-- BEGIN Listed records --

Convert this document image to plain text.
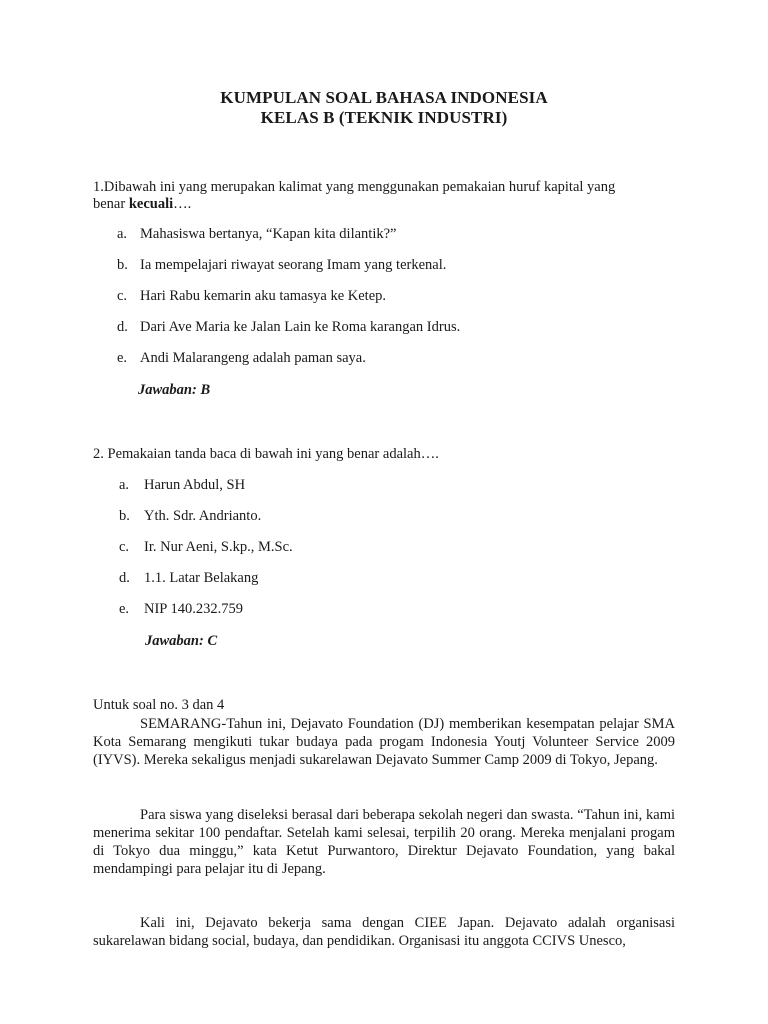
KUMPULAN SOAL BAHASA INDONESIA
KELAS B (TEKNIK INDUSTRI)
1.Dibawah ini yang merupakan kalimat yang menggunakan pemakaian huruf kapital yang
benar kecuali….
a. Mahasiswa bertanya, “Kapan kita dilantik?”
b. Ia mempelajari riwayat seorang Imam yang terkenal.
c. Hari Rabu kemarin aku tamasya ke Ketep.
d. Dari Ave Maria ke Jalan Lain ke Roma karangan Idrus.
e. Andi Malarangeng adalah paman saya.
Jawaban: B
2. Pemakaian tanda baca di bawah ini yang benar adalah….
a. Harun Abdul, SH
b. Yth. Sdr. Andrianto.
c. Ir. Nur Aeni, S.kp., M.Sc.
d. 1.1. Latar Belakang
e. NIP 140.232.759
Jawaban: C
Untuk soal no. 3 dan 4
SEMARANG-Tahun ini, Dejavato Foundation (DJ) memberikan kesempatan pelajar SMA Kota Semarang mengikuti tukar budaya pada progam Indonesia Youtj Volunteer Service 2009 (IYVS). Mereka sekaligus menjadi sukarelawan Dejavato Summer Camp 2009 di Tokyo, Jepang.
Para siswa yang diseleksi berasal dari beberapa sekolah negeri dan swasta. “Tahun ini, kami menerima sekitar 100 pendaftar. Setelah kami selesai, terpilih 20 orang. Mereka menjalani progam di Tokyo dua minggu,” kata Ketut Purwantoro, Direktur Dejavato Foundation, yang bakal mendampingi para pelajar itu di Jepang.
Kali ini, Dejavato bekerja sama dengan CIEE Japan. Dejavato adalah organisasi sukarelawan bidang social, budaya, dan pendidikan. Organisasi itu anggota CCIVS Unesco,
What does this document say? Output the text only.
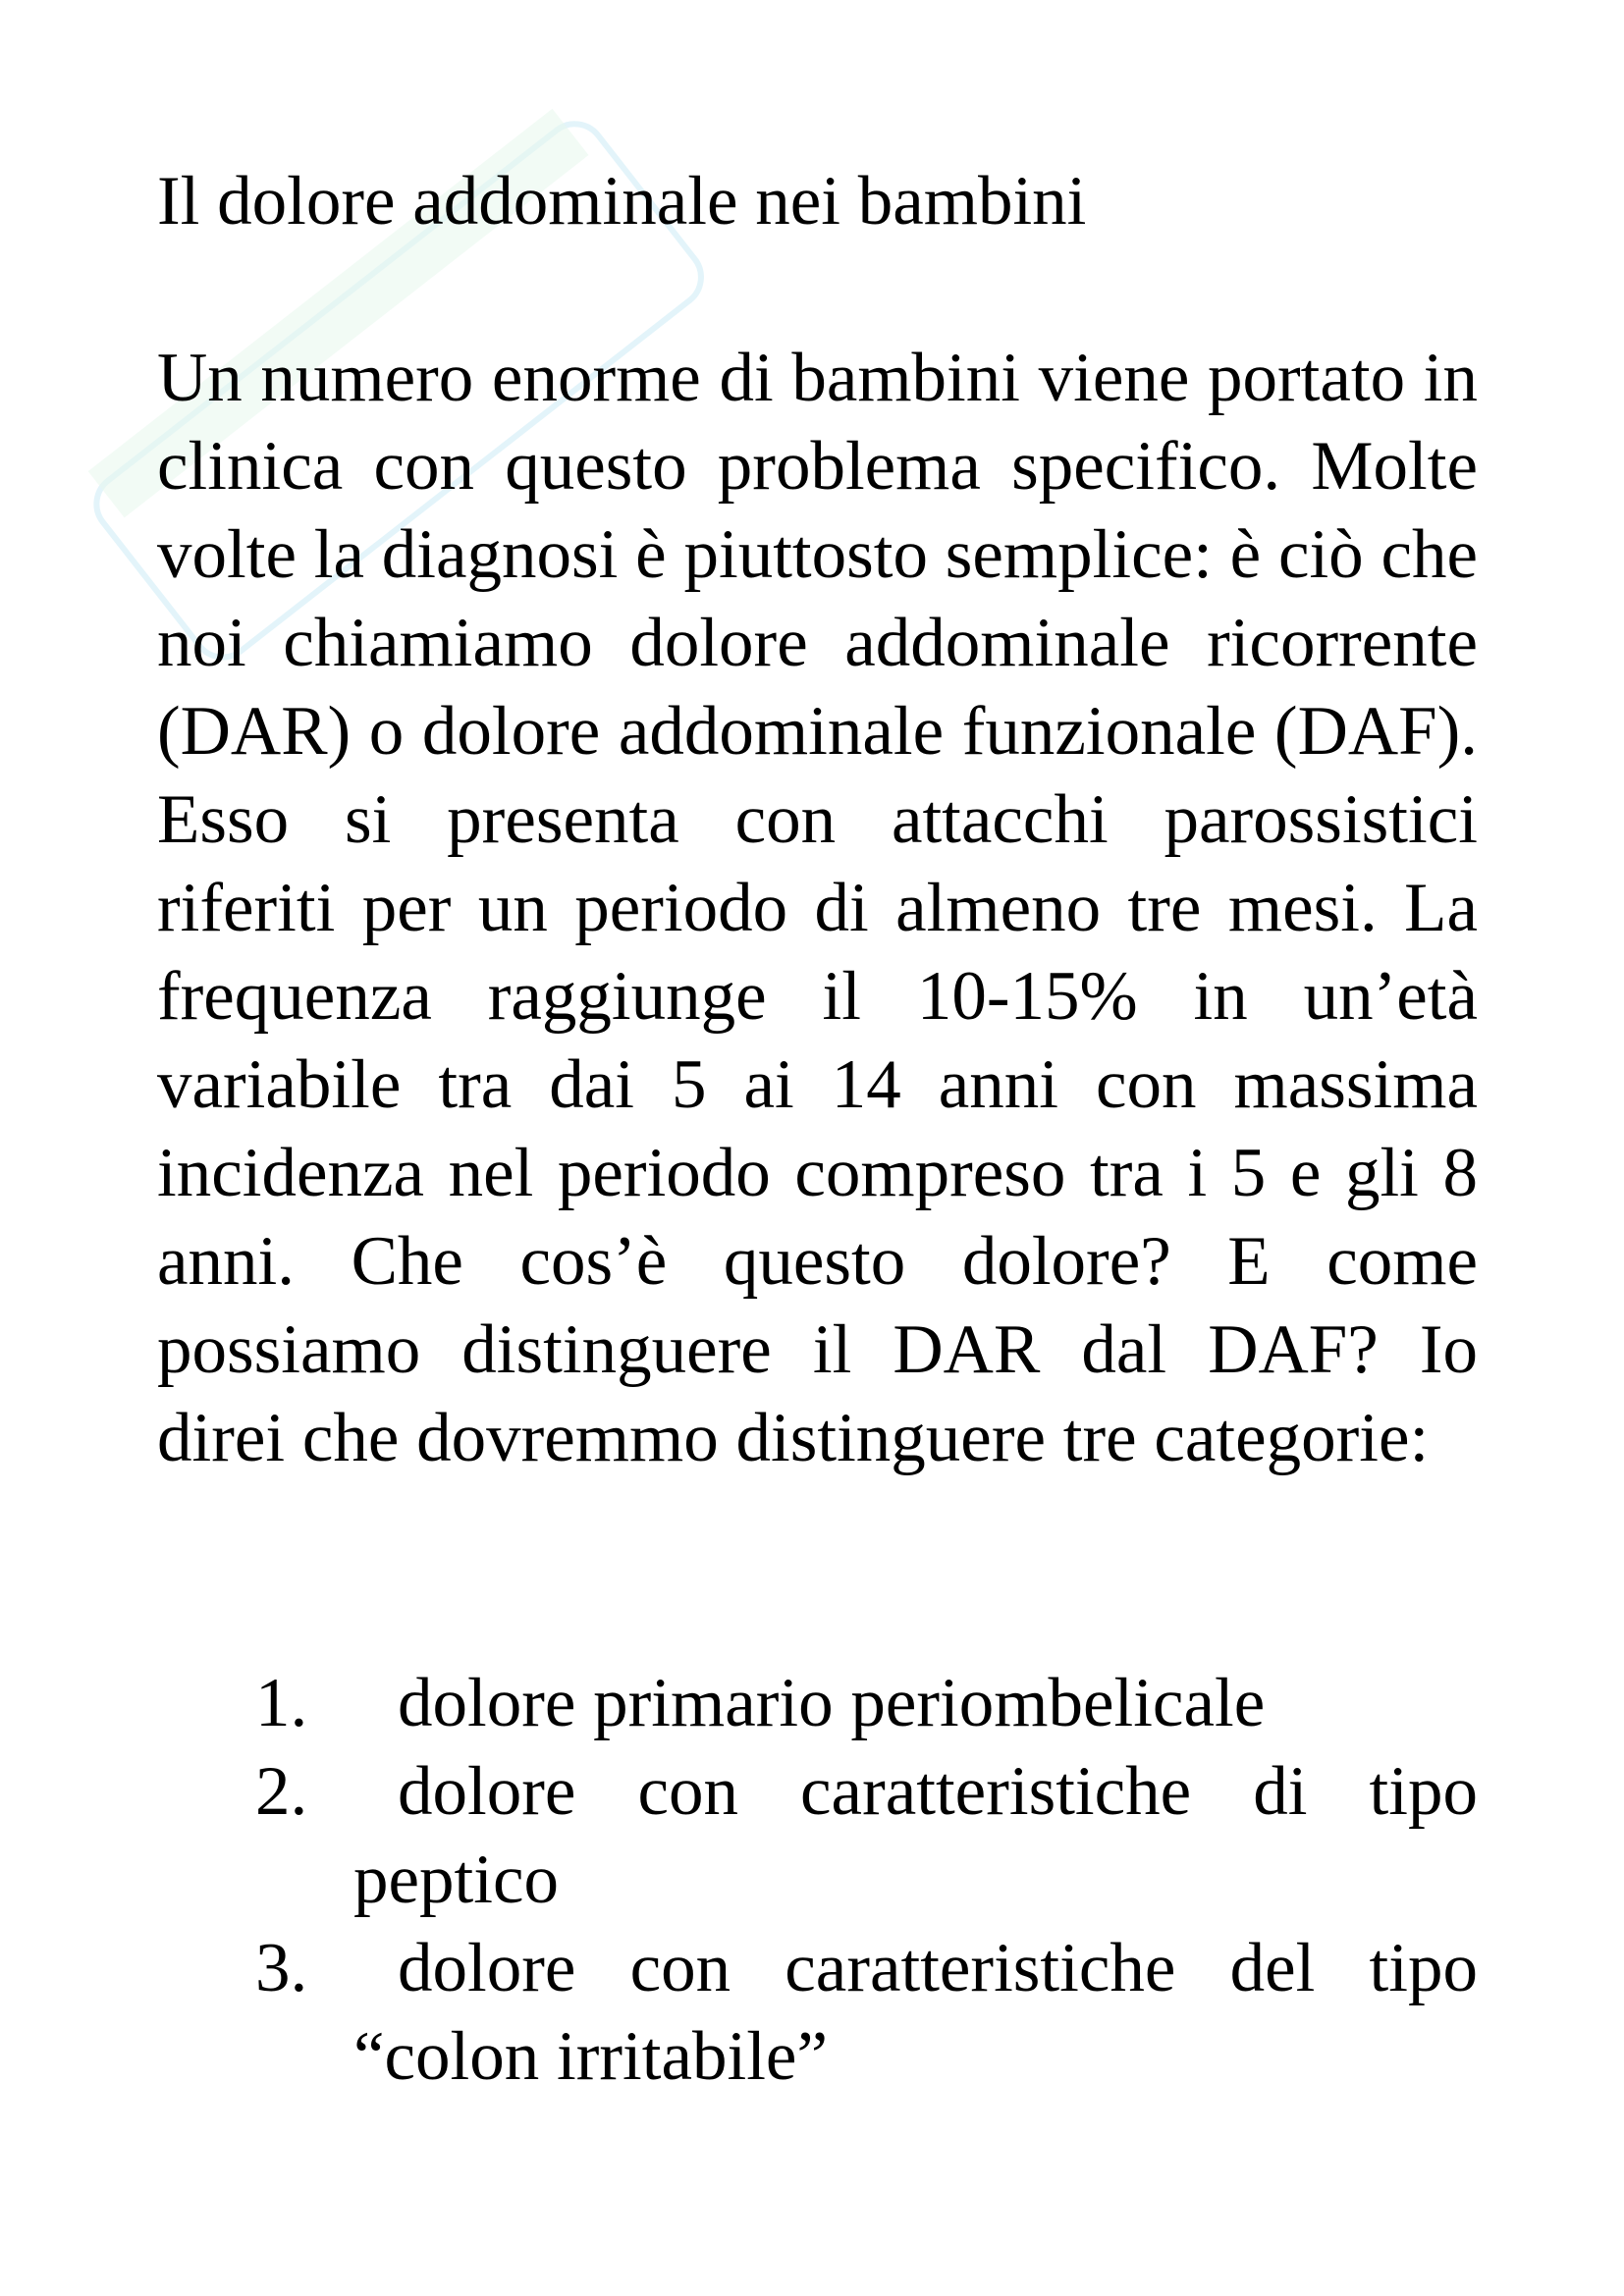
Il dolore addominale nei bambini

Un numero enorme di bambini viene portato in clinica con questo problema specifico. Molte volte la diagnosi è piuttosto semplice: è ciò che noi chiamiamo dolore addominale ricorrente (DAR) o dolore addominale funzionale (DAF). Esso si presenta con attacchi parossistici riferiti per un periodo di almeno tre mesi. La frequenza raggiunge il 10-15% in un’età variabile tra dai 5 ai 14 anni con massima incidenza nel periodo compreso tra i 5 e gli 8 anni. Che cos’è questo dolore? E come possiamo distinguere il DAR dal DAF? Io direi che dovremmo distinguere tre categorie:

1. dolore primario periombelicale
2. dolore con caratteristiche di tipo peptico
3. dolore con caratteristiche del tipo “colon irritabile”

-- END Listed records --

Nothing but a number is needed here: how many lines hold the string "document"?

Written response:
2